• _Görev Listesi_:
- a) Tekirdağ’daki Şebinkarahisarlılar yazısında "Bu yazımızda TEKİRDAĞ" ifadesinden "aniden ve neden?!.." ifadesine kadar olan kısmı, "dış göç" yerine "dışarıya göç" koyarak yeniden yazınız.
- b) Tekirdağ’daki Şebinkarahisarlılar yazısını kaldığı yerden sürdürünüz.

Şebinkarahisarlı, Tekirdağlılar’ımıza MERHABA !...

 

“Tekirdağ tarihi süreç içerisinde M.S 1358’de Osmanlıların fethiyle, Tekfurdağı M.S.1732 isimleriyle anılan ilimiz, Cumhuriyetin ilânından sonra TEKİRDAĞ olarak adlandırılmıştır. Ayrıca bölgede uzun yıllar etkinliğini koruyan Trak kavmi, bu ismin günümüze kadar gelebilmesinde etkilidir.” (vikipedia)

 

Bu yazımızda TEKİRDAĞ ile köşe yazımızda Tekirdağ’daki Şebinkarahisarlılar ile beraber olacağız…

 

1970’li yıldan itibaren Karahisar Kızılca Mahallesi’nde dış göç başladı, Karahisar ağzıyla önce ecücük-bi-bişirüm sonra çok bişirüm olarak Yiğiter ailesi göç etti, aniden ve neden?!..

 

Mahallemizin sayılan-sevilen ağabeyi Halit Yiğiter’in Tekirdağ’da Kiremit-Tuğla Fabrikası kurma, işletme düşüncesiyle başlayan girişimci ruhu, bireyselliğin dışında toplumcu anlayışı, hem iş hayatında hem Tekirdağ’da “Halit Baba” unvanını etkin kılarken, kendi akrabaları arasında da dayanışma-birleşme ve paylaşma gücünü etken kılmış, Kızılca Mahallesi’nin etkin ve yetkin aile gücüyle, bu akrabalarını Tekirdağ/Barbaros semtindeki Marmara Kiremit-Tuğla Fabrikası’nda “iş-aş ve eş” bağlamında buluşturmuştur.

 

Destim sana geçiyor, diye bir söylemimiz vardır… Zaman zaman destimizin geçtiği dostlardı; Tekidağ’daki Şebinkarahisarlı Kızılca Mahallesi Guguklar Sokağındakiler…

 

Ağabey, arkadaş-dost Halit Yiğiter ailesiyle başlayan gidiş, yavaş yavaş zamanla enişteleri Hakkı Nalçacı’lar- Hüsnü Uğurlu’lar, Hüseyin Yiğiter’ler (Koç Emmi), kuzenleri Yücel Yiğiter, Mehmet Yiğiter, Şenel Kılıç, Güngör Üstünkaya ve kardeşleri, komşu-arkadaş Turan Albayrak…

 

Yukarıda isimlerini saydıklarım büyüklerimle-arkadaşlarımla 1974’te Tekirdağ’da açılan Hizmet-içi Eğitim kursunda başlayan buluşma, sonraları Çanakkale’den hep devam etti, özlemlerimizi giderdik, sofralarının zenginliği ve bereketi içinde ailece de nasiplendik…

 

Her birinin evinde kaldığın süredeki komşuluk ilişkisi, sevgi-saygı ve samimiyet, günümüzdeki bazı ailelerde tartışılır hale gelince, kime-kimlere ne demeliyiz !?..

(Yerleşim kayıtları)
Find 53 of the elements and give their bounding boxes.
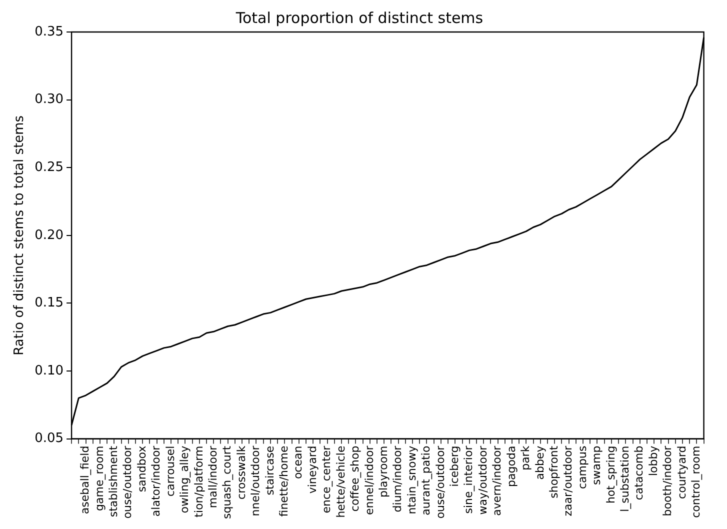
x-tick-label: swamp xyxy=(590,446,604,485)
x-tick-label: way/outdoor xyxy=(476,445,490,515)
y-tick-label: 0.35 xyxy=(34,24,64,40)
x-tick-label: ence_center xyxy=(320,445,334,514)
x-tick-label: iceberg xyxy=(448,446,462,487)
x-tick-label: campus xyxy=(576,446,589,489)
x-tick-label: zaar/outdoor xyxy=(562,445,575,516)
x-tick-label: sine_interior xyxy=(462,445,476,514)
x-tick-label: aurant_patio xyxy=(420,446,433,516)
x-tick-label: stablishment xyxy=(107,445,120,518)
x-tick-label: coffee_shop xyxy=(348,446,362,512)
x-tick-label: hette/vehicle xyxy=(334,446,348,518)
x-tick-label: sandbox xyxy=(135,445,148,492)
x-tick-label: lobby xyxy=(646,445,660,476)
x-tick-label: ouse/outdoor xyxy=(434,445,447,519)
x-tick-label: nnel/outdoor xyxy=(249,445,262,516)
x-tick-label: game_room xyxy=(92,446,106,511)
x-tick-label: avern/indoor xyxy=(490,445,504,516)
chart-title: Total proportion of distinct stems xyxy=(234,8,484,27)
x-tick-label: alator/indoor xyxy=(150,445,163,517)
x-tick-label: tion/platform xyxy=(192,446,206,518)
x-tick-label: l_substation xyxy=(618,446,632,512)
x-tick-label: dium/indoor xyxy=(391,445,404,512)
y-tick-label: 0.20 xyxy=(34,228,64,243)
x-tick-label: booth/indoor xyxy=(661,445,674,516)
x-tick-label: hot_spring xyxy=(604,446,618,504)
y-tick-label: 0.10 xyxy=(34,363,64,378)
y-axis-title: Ratio of distinct stems to total stems xyxy=(12,115,28,356)
x-tick-label: crosswalk xyxy=(234,445,248,500)
y-tick-label: 0.30 xyxy=(34,92,64,108)
x-tick-label: control_room xyxy=(690,446,703,518)
x-tick-label: carrousel xyxy=(164,446,177,496)
x-tick-label: ennel/indoor xyxy=(362,445,376,516)
x-tick-label: aseball_field xyxy=(78,446,92,514)
y-tick-label: 0.25 xyxy=(34,160,64,175)
x-tick-label: mall/indoor xyxy=(206,445,220,508)
x-tick-label: courtyard xyxy=(675,446,688,499)
x-tick-label: park xyxy=(519,445,532,470)
x-tick-label: ntain_snowy xyxy=(405,445,418,514)
x-tick-label: ocean xyxy=(292,446,305,480)
x-tick-label: shopfront xyxy=(547,445,560,498)
y-tick-label: 0.05 xyxy=(34,431,64,446)
x-tick-label: finette/home xyxy=(278,446,291,517)
x-tick-label: squash_court xyxy=(220,445,234,520)
x-tick-label: ouse/outdoor xyxy=(121,445,134,519)
x-tick-label: playroom xyxy=(376,446,390,498)
x-tick-label: abbey xyxy=(533,445,546,480)
x-tick-label: owling_alley xyxy=(178,445,192,514)
x-tick-label: pagoda xyxy=(504,446,518,487)
y-tick-label: 0.15 xyxy=(34,296,64,311)
x-tick-label: staircase xyxy=(263,446,276,496)
x-tick-label: catacomb xyxy=(632,446,646,500)
x-tick-label: vineyard xyxy=(306,446,319,494)
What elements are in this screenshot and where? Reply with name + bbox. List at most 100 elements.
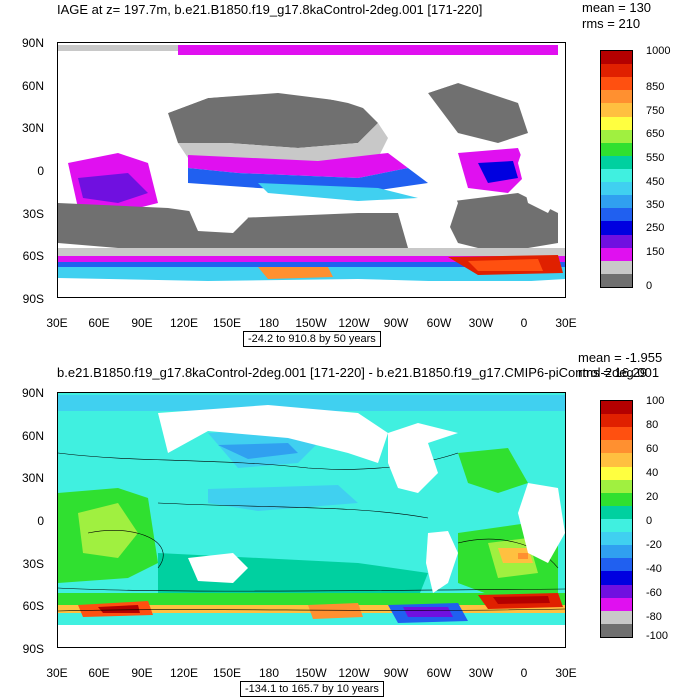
indian-ocean-purple [78, 173, 148, 203]
top-lat-label-90n: 90N [21, 36, 44, 50]
colorbar-segment [601, 77, 632, 91]
north-pacific-edge [178, 123, 388, 163]
bottom-colorbar [600, 400, 633, 638]
north-pacific-blue [218, 443, 298, 459]
bottom-lat-label-60s: 60S [22, 599, 44, 613]
bottom-lon-label: 150W [295, 666, 327, 680]
southern-magenta-band [58, 256, 565, 262]
top-colorbar-label: 1000 [646, 45, 671, 57]
top-lon-label: 60W [426, 316, 452, 330]
colorbar-segment [601, 584, 632, 598]
top-lat-label-60n: 60N [21, 79, 44, 93]
top-lon-label: 120E [169, 316, 199, 330]
top-colorbar-label: 550 [646, 152, 665, 164]
top-colorbar-label: 350 [646, 199, 665, 211]
bottom-colorbar-label: 80 [646, 419, 659, 431]
top-panel-title: IAGE at z= 197.7m, b.e21.B1850.f19_g17.8… [57, 2, 483, 17]
antarctica-land [58, 281, 565, 297]
top-lon-label: 180 [258, 316, 280, 330]
colorbar-segment [601, 195, 632, 209]
colorbar-segment [601, 401, 632, 415]
bottom-lat-label-30s: 30S [22, 557, 44, 571]
arctic-cyan [58, 395, 565, 411]
colorbar-segment [601, 440, 632, 454]
southern-purple-patch [403, 607, 453, 617]
colorbar-segment [601, 90, 632, 104]
equatorial-pacific-blue [188, 168, 428, 193]
north-atlantic-green [458, 448, 528, 493]
colorbar-segment [601, 427, 632, 441]
bottom-lat-label-0: 0 [37, 514, 44, 528]
colorbar-segment [601, 234, 632, 248]
top-lon-label: 60E [88, 316, 110, 330]
bottom-lon-label: 30E [46, 666, 68, 680]
bottom-lon-label: 30W [468, 666, 494, 680]
bottom-colorbar-label: 60 [646, 443, 659, 455]
bottom-colorbar-label: -20 [646, 539, 662, 551]
south-atlantic-orange [518, 553, 528, 559]
bottom-lon-label: 180 [258, 666, 280, 680]
bottom-lon-label: 120W [338, 666, 370, 680]
colorbar-segment [601, 545, 632, 559]
top-map-svg [58, 43, 565, 297]
top-lat-label-30s: 30S [22, 207, 44, 221]
australia-land [188, 553, 248, 583]
top-colorbar-label: 850 [646, 81, 665, 93]
bottom-lon-label: 90E [131, 666, 153, 680]
top-lat-label-90s: 90S [22, 292, 44, 306]
bottom-lon-label: 60E [88, 666, 110, 680]
colorbar-segment [601, 168, 632, 183]
arctic-band [178, 45, 558, 55]
top-map-panel: IAGE at z= 197.7m, b.e21.B1850.f19_g17.8… [21, 0, 671, 347]
north-america-land [388, 423, 458, 493]
africa-land [518, 133, 565, 213]
colorbar-segment [601, 51, 632, 65]
antarctica-land [58, 625, 565, 647]
colorbar-segment [601, 623, 632, 637]
colorbar-segment [601, 129, 632, 143]
weddell-orange-patch [468, 259, 543, 271]
colorbar-segment [601, 142, 632, 156]
contour-lines [58, 452, 565, 612]
top-lon-label: 120W [338, 316, 370, 330]
australia-land [188, 203, 248, 233]
bottom-lat-label-60n: 60N [21, 429, 44, 443]
equatorial-pacific-cyan [258, 183, 418, 201]
north-america-land [388, 73, 458, 143]
weddell-darkred-patch [493, 596, 550, 604]
colorbar-segment [601, 492, 632, 506]
bottom-colorbar-label: -80 [646, 611, 662, 623]
colorbar-segment [601, 221, 632, 235]
top-colorbar-label: 450 [646, 176, 665, 188]
colorbar-segment [601, 208, 632, 222]
colorbar-segment [601, 453, 632, 467]
southern-green-band [58, 593, 565, 605]
north-pacific-grey [168, 93, 378, 148]
top-colorbar-label: 250 [646, 222, 665, 234]
colorbar-segment [601, 597, 632, 611]
bottom-colorbar-label: 100 [646, 395, 665, 407]
bottom-panel-title: b.e21.B1850.f19_g17.8kaControl-2deg.001 … [57, 365, 660, 380]
bottom-lat-label-90s: 90S [22, 642, 44, 656]
eurasia-land [158, 405, 388, 463]
top-colorbar-label: 0 [646, 280, 653, 292]
bottom-lat-label-90n: 90N [21, 386, 44, 400]
colorbar-segment [601, 273, 632, 287]
bottom-lat-label-30n: 30N [21, 471, 44, 485]
bottom-colorbar-label: 40 [646, 467, 659, 479]
bottom-colorbar-label: -40 [646, 563, 662, 575]
bottom-map-panel: b.e21.B1850.f19_g17.8kaControl-2deg.001 … [0, 350, 700, 700]
north-atlantic-grey [428, 83, 528, 143]
top-lat-label-30n: 30N [21, 121, 44, 135]
colorbar-segment [601, 260, 632, 274]
colorbar-segment [601, 558, 632, 572]
bottom-lon-label: 150E [212, 666, 242, 680]
pacific-midlat-cyan [208, 485, 358, 511]
top-lon-label: 30E [555, 316, 577, 330]
bottom-rms-label: rms = 16.29 [578, 365, 648, 380]
bottom-lon-label: 60W [426, 666, 452, 680]
top-rms-label: rms = 210 [582, 16, 641, 31]
top-lon-label: 90W [383, 316, 409, 330]
south-atlantic-yellow [498, 548, 533, 563]
arctic-grey [58, 45, 178, 51]
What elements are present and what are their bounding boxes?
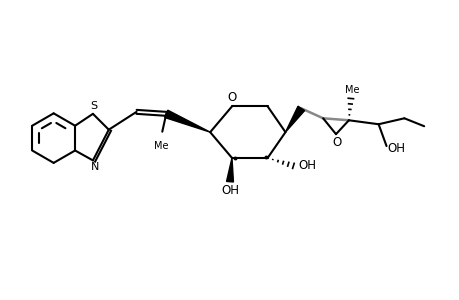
Text: Me: Me xyxy=(344,85,358,94)
Text: O: O xyxy=(332,136,341,148)
Polygon shape xyxy=(285,106,304,132)
Polygon shape xyxy=(164,110,210,132)
Text: O: O xyxy=(227,91,236,104)
Text: N: N xyxy=(90,162,99,172)
Text: S: S xyxy=(90,101,97,111)
Text: Me: Me xyxy=(154,141,168,151)
Text: OH: OH xyxy=(220,184,239,197)
Text: OH: OH xyxy=(297,159,316,172)
Text: OH: OH xyxy=(386,142,404,154)
Polygon shape xyxy=(226,158,233,182)
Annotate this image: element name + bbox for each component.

• _Alıştırma Yanıtları_:
- a)
Bu yazımızda TEKİRDAĞ ile köşe yazımızda Tekirdağ’daki Şebinkarahisarlılar ile beraber olacağız…

 

1970’li yıldan itibaren Karahisar Kızılca Mahallesi’nde dışarıya göç başladı, Karahisar ağzıyla önce ecücük-bi-bişirüm sonra çok bişirüm olarak Yiğiter ailesi göç etti, aniden ve neden?!..

- b)
 

Bu değerlerin her biri için ayrı ayrı yaşanmış anılarla dolu yazılar kaleme almak bile bu değerlerimizi tanıtmaya, model olarak anlatmaya yetmez…

 

“Günümüzde aranılan, ama çıkar ilişkisinde kaybolan, anlamı büyük tek heceli kelimedir, DOST ?!.. Dostlar gidince dostun eli kaybolur, destin dostuna geçersiz kalır

 

dest: El demektir Farsça. 

ab: SU  ab-ı dest: El suyu.

Dost kelimesi, dest kelimesinin içinden geliyormuş gibi görülse de Farsça’dan gelir. 

Farsça, “sevilen ve güvenilen yakın arkadaş, sıkı fıkı görüşülen kimse, gönüldeş.” anlamındadır. (Osmanlıca-Türkçe -TDK)

 

Dost ve arkadaş ne ifade eder?

Arkadaş; daima arkanda olup kendi arkasında durmasını isteyen kişidir.  Arkadaş; zaaflarınızı (eksikliklerimizi) öğrenir ve onları kullanabilir,

 

İnsanın genel yapısında olduğu gibi arkadaşlık ile dostlukta KARAKTER ve KİŞİLİK çok önemlidir. Karakter, aile, okul, çevre içinde, çocukluk çağından itibaren gelişmeye, biçimlenmeye başlar. Kişilik; bir kişinin süreklilik sergileyen düşünme, hissetme, davranma ve insanlarla iletişim ve ilişki kurma özelliklerinin genel bir örüntüsüdür.

Dostlukta zevklerin ve düşüncenin uyuşması vardır.

Kişi-sel çıkar karşısında kurulan bir ilişki değildir. Hiç beklenmedik bir anında kalbine doğan sıcacık bir duygudur dostluk. Sevinçtir, üzüntüdür, anlamaktır, hatırlanmaktır, sonsuza dek olan arkadaşlıktır.

 

Dostluk, içtenlik ve dürüstlüğü şiar edinmiştir. Dost, karar verme özgürlüğünü paylaştığın, gerektiğinde yanlışların varsa, uyarısını aldığın kişidir. Dost; zevklerinizi öğrenir ve onlara hitap eder...Dost her zaman senin arkada çıkarsız duran kişidir.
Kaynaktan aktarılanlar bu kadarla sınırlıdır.